[Extracts from a graphics dataset]
───
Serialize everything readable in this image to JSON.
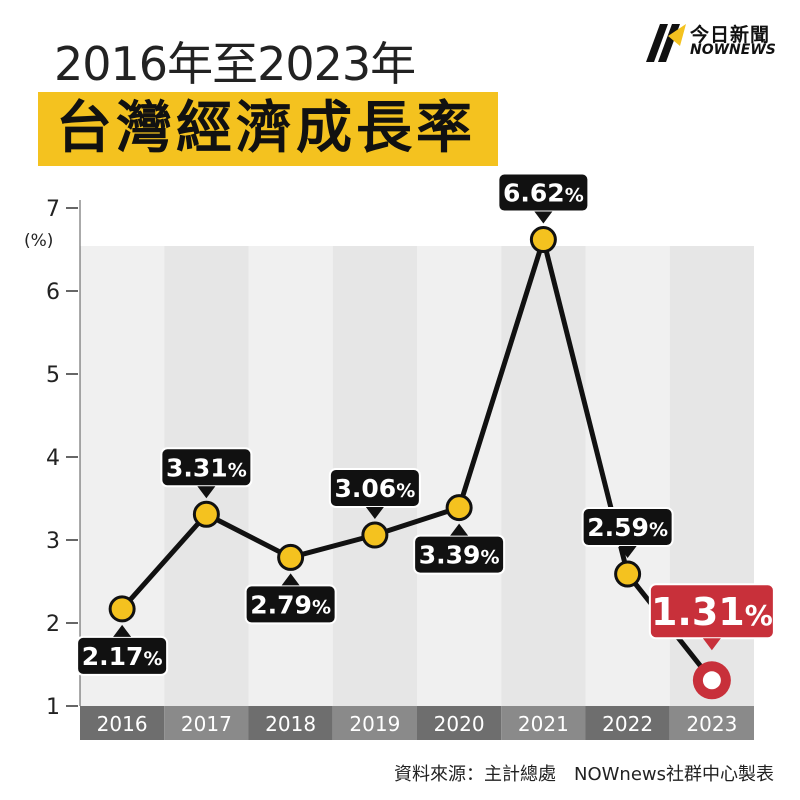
{
  "header": {
    "title_top": "2016年至2023年",
    "title_main": "台灣經濟成長率"
  },
  "logo": {
    "name_zh": "今日新聞",
    "name_en": "NOWNEWS"
  },
  "footer": {
    "source": "資料來源：主計總處　NOWnews社群中心製表"
  },
  "colors": {
    "accent": "#f4c21f",
    "highlight": "#c8303a",
    "line": "#111111",
    "label_bg": "#111111",
    "category_bg": "#6e6e6e"
  },
  "chart_data": {
    "type": "line",
    "title": "台灣經濟成長率",
    "xlabel": "",
    "ylabel": "(%)",
    "ylim": [
      1,
      7
    ],
    "yticks": [
      1,
      2,
      3,
      4,
      5,
      6,
      7
    ],
    "categories": [
      "2016",
      "2017",
      "2018",
      "2019",
      "2020",
      "2021",
      "2022",
      "2023"
    ],
    "series": [
      {
        "name": "經濟成長率",
        "values": [
          2.17,
          3.31,
          2.79,
          3.06,
          3.39,
          6.62,
          2.59,
          1.31
        ],
        "labels": [
          "2.17%",
          "3.31%",
          "2.79%",
          "3.06%",
          "3.39%",
          "6.62%",
          "2.59%",
          "1.31%"
        ],
        "label_positions": [
          "below",
          "above",
          "below",
          "above",
          "below",
          "above",
          "above",
          "above"
        ],
        "highlight_index": 7
      }
    ]
  }
}
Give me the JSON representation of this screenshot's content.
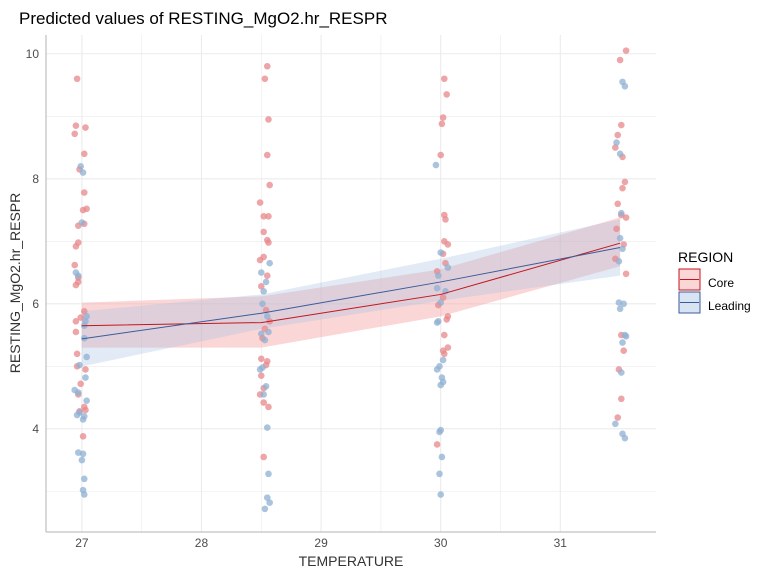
{
  "chart_data": {
    "type": "scatter",
    "title": "Predicted values of RESTING_MgO2.hr_RESPR",
    "xlabel": "TEMPERATURE",
    "ylabel": "RESTING_MgO2.hr_RESPR",
    "x_ticks": [
      27,
      28,
      29,
      30,
      31
    ],
    "y_ticks": [
      4,
      6,
      8,
      10
    ],
    "xlim": [
      26.7,
      31.8
    ],
    "ylim": [
      2.35,
      10.3
    ],
    "grid": true,
    "legend": {
      "title": "REGION",
      "position": "right",
      "entries": [
        "Core",
        "Leading"
      ]
    },
    "colors": {
      "core_line": "#c4161c",
      "core_point": "#e8878a",
      "core_band": "#f5a3a6",
      "leading_line": "#3b5c9a",
      "leading_point": "#8fb0d3",
      "leading_band": "#a9c4e3",
      "grid": "#ebebeb",
      "axis": "#b3b3b3"
    },
    "series": [
      {
        "name": "Core",
        "fit": {
          "x": [
            27,
            28.5,
            30,
            31.5
          ],
          "y": [
            5.65,
            5.7,
            6.15,
            6.97
          ],
          "lower": [
            5.3,
            5.3,
            5.8,
            6.6
          ],
          "upper": [
            6.02,
            6.12,
            6.55,
            7.38
          ]
        },
        "points": [
          [
            26.96,
            9.6
          ],
          [
            26.95,
            8.85
          ],
          [
            26.94,
            8.72
          ],
          [
            27.03,
            8.82
          ],
          [
            27.02,
            8.4
          ],
          [
            26.98,
            8.15
          ],
          [
            27.02,
            7.78
          ],
          [
            27.01,
            7.5
          ],
          [
            27.04,
            7.52
          ],
          [
            26.97,
            7.25
          ],
          [
            27.02,
            7.28
          ],
          [
            26.97,
            6.98
          ],
          [
            26.95,
            6.92
          ],
          [
            26.94,
            6.62
          ],
          [
            26.97,
            6.42
          ],
          [
            26.95,
            6.3
          ],
          [
            26.97,
            6.35
          ],
          [
            27.02,
            5.88
          ],
          [
            26.99,
            5.78
          ],
          [
            26.95,
            5.72
          ],
          [
            26.95,
            5.55
          ],
          [
            26.96,
            5.2
          ],
          [
            26.96,
            5.0
          ],
          [
            27.03,
            4.95
          ],
          [
            26.99,
            4.72
          ],
          [
            26.97,
            4.55
          ],
          [
            27.02,
            4.35
          ],
          [
            27.03,
            4.3
          ],
          [
            26.98,
            4.28
          ],
          [
            27.01,
            3.88
          ],
          [
            28.55,
            9.8
          ],
          [
            28.53,
            9.6
          ],
          [
            28.56,
            8.95
          ],
          [
            28.55,
            8.38
          ],
          [
            28.57,
            7.9
          ],
          [
            28.49,
            7.62
          ],
          [
            28.52,
            7.4
          ],
          [
            28.56,
            7.4
          ],
          [
            28.52,
            7.15
          ],
          [
            28.55,
            7.02
          ],
          [
            28.56,
            6.98
          ],
          [
            28.52,
            6.75
          ],
          [
            28.49,
            6.7
          ],
          [
            28.55,
            6.45
          ],
          [
            28.5,
            6.28
          ],
          [
            28.54,
            5.9
          ],
          [
            28.57,
            5.72
          ],
          [
            28.53,
            5.6
          ],
          [
            28.51,
            5.45
          ],
          [
            28.5,
            5.12
          ],
          [
            28.55,
            5.08
          ],
          [
            28.54,
            5.02
          ],
          [
            28.5,
            4.85
          ],
          [
            28.52,
            4.65
          ],
          [
            28.49,
            4.55
          ],
          [
            28.52,
            4.42
          ],
          [
            28.56,
            4.35
          ],
          [
            28.52,
            3.55
          ],
          [
            30.03,
            9.6
          ],
          [
            30.05,
            9.35
          ],
          [
            30.02,
            8.98
          ],
          [
            30.01,
            8.88
          ],
          [
            30.0,
            8.38
          ],
          [
            30.03,
            7.42
          ],
          [
            30.04,
            7.35
          ],
          [
            30.03,
            7.0
          ],
          [
            30.06,
            6.95
          ],
          [
            30.02,
            6.8
          ],
          [
            30.04,
            6.65
          ],
          [
            29.97,
            6.52
          ],
          [
            30.02,
            6.1
          ],
          [
            29.98,
            5.98
          ],
          [
            30.06,
            5.8
          ],
          [
            30.05,
            5.75
          ],
          [
            30.03,
            5.5
          ],
          [
            30.06,
            5.3
          ],
          [
            30.02,
            5.25
          ],
          [
            30.03,
            5.2
          ],
          [
            29.97,
            3.75
          ],
          [
            31.55,
            10.05
          ],
          [
            31.5,
            9.9
          ],
          [
            31.48,
            8.7
          ],
          [
            31.51,
            8.86
          ],
          [
            31.46,
            8.5
          ],
          [
            31.52,
            8.35
          ],
          [
            31.54,
            7.95
          ],
          [
            31.52,
            7.85
          ],
          [
            31.48,
            7.6
          ],
          [
            31.51,
            7.42
          ],
          [
            31.55,
            7.38
          ],
          [
            31.47,
            7.2
          ],
          [
            31.53,
            6.95
          ],
          [
            31.46,
            6.72
          ],
          [
            31.55,
            6.48
          ],
          [
            31.51,
            5.5
          ],
          [
            31.53,
            5.25
          ],
          [
            31.49,
            4.95
          ],
          [
            31.51,
            4.48
          ],
          [
            31.48,
            4.18
          ]
        ]
      },
      {
        "name": "Leading",
        "fit": {
          "x": [
            27,
            28.5,
            30,
            31.5
          ],
          "y": [
            5.44,
            5.85,
            6.35,
            6.9
          ],
          "lower": [
            5.0,
            5.6,
            6.05,
            6.45
          ],
          "upper": [
            5.88,
            6.15,
            6.72,
            7.35
          ]
        },
        "points": [
          [
            26.99,
            8.2
          ],
          [
            27.01,
            8.1
          ],
          [
            27.0,
            7.3
          ],
          [
            26.95,
            6.5
          ],
          [
            26.97,
            6.45
          ],
          [
            27.04,
            5.8
          ],
          [
            27.03,
            5.72
          ],
          [
            27.02,
            5.65
          ],
          [
            27.02,
            5.45
          ],
          [
            27.04,
            5.15
          ],
          [
            26.98,
            5.02
          ],
          [
            27.03,
            4.82
          ],
          [
            26.94,
            4.62
          ],
          [
            26.97,
            4.58
          ],
          [
            27.04,
            4.45
          ],
          [
            26.98,
            4.26
          ],
          [
            26.96,
            4.22
          ],
          [
            27.02,
            4.2
          ],
          [
            27.01,
            4.15
          ],
          [
            26.97,
            3.62
          ],
          [
            27.01,
            3.6
          ],
          [
            27.0,
            3.5
          ],
          [
            27.02,
            3.2
          ],
          [
            27.01,
            3.02
          ],
          [
            27.02,
            2.95
          ],
          [
            28.57,
            6.65
          ],
          [
            28.54,
            6.35
          ],
          [
            28.5,
            6.5
          ],
          [
            28.52,
            6.2
          ],
          [
            28.51,
            6.0
          ],
          [
            28.55,
            5.8
          ],
          [
            28.56,
            5.55
          ],
          [
            28.5,
            5.52
          ],
          [
            28.53,
            5.42
          ],
          [
            28.51,
            4.98
          ],
          [
            28.49,
            4.95
          ],
          [
            28.54,
            4.68
          ],
          [
            28.52,
            4.55
          ],
          [
            28.55,
            4.02
          ],
          [
            28.56,
            3.28
          ],
          [
            28.55,
            2.9
          ],
          [
            28.57,
            2.82
          ],
          [
            28.53,
            2.72
          ],
          [
            29.96,
            8.22
          ],
          [
            30.0,
            6.82
          ],
          [
            30.06,
            6.58
          ],
          [
            29.98,
            6.45
          ],
          [
            29.97,
            6.25
          ],
          [
            30.04,
            6.2
          ],
          [
            30.0,
            6.02
          ],
          [
            29.98,
            5.72
          ],
          [
            29.97,
            5.7
          ],
          [
            30.02,
            5.1
          ],
          [
            29.99,
            5.0
          ],
          [
            29.97,
            4.95
          ],
          [
            30.01,
            4.82
          ],
          [
            30.02,
            4.75
          ],
          [
            30.0,
            4.7
          ],
          [
            30.0,
            3.98
          ],
          [
            29.99,
            3.95
          ],
          [
            30.01,
            3.55
          ],
          [
            29.99,
            3.28
          ],
          [
            30.0,
            2.95
          ],
          [
            31.52,
            9.55
          ],
          [
            31.54,
            9.48
          ],
          [
            31.47,
            8.58
          ],
          [
            31.5,
            8.4
          ],
          [
            31.51,
            7.45
          ],
          [
            31.5,
            7.05
          ],
          [
            31.52,
            6.88
          ],
          [
            31.49,
            6.68
          ],
          [
            31.49,
            6.02
          ],
          [
            31.53,
            6.0
          ],
          [
            31.5,
            5.92
          ],
          [
            31.54,
            5.5
          ],
          [
            31.55,
            5.48
          ],
          [
            31.52,
            5.38
          ],
          [
            31.51,
            4.9
          ],
          [
            31.46,
            4.08
          ],
          [
            31.52,
            3.92
          ],
          [
            31.54,
            3.85
          ]
        ]
      }
    ]
  }
}
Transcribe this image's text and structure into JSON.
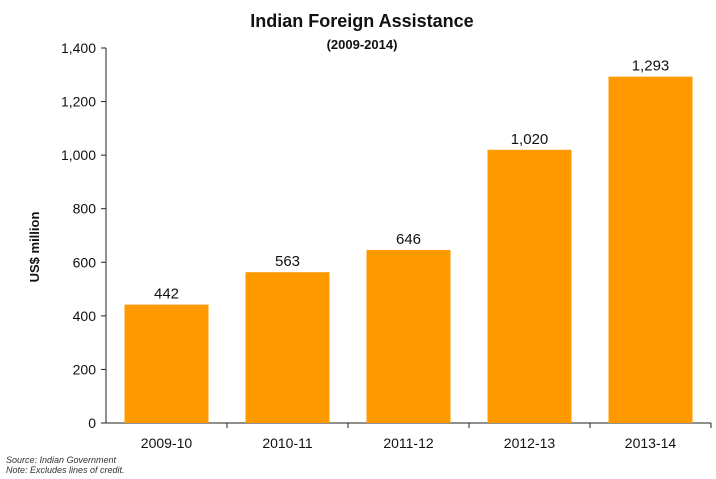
{
  "chart_data": {
    "type": "bar",
    "title": "Indian Foreign Assistance",
    "subtitle": "(2009-2014)",
    "ylabel": "US$ million",
    "xlabel": "",
    "categories": [
      "2009-10",
      "2010-11",
      "2011-12",
      "2012-13",
      "2013-14"
    ],
    "values": [
      442,
      563,
      646,
      1020,
      1293
    ],
    "value_labels": [
      "442",
      "563",
      "646",
      "1,020",
      "1,293"
    ],
    "ylim": [
      0,
      1400
    ],
    "yticks": [
      0,
      200,
      400,
      600,
      800,
      1000,
      1200,
      1400
    ],
    "ytick_labels": [
      "0",
      "200",
      "400",
      "600",
      "800",
      "1,000",
      "1,200",
      "1,400"
    ],
    "grid": false,
    "bar_color": "#FF9900"
  },
  "notes": {
    "source": "Source: Indian Government",
    "note": "Note: Excludes lines of credit."
  }
}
───
# WORK REQUIRED
Select the lines in this material that hold the word "Indian", leaving none out.

# RESPONSE BELOW
    "title": "Indian Foreign Assistance",
    "source": "Source: Indian Government",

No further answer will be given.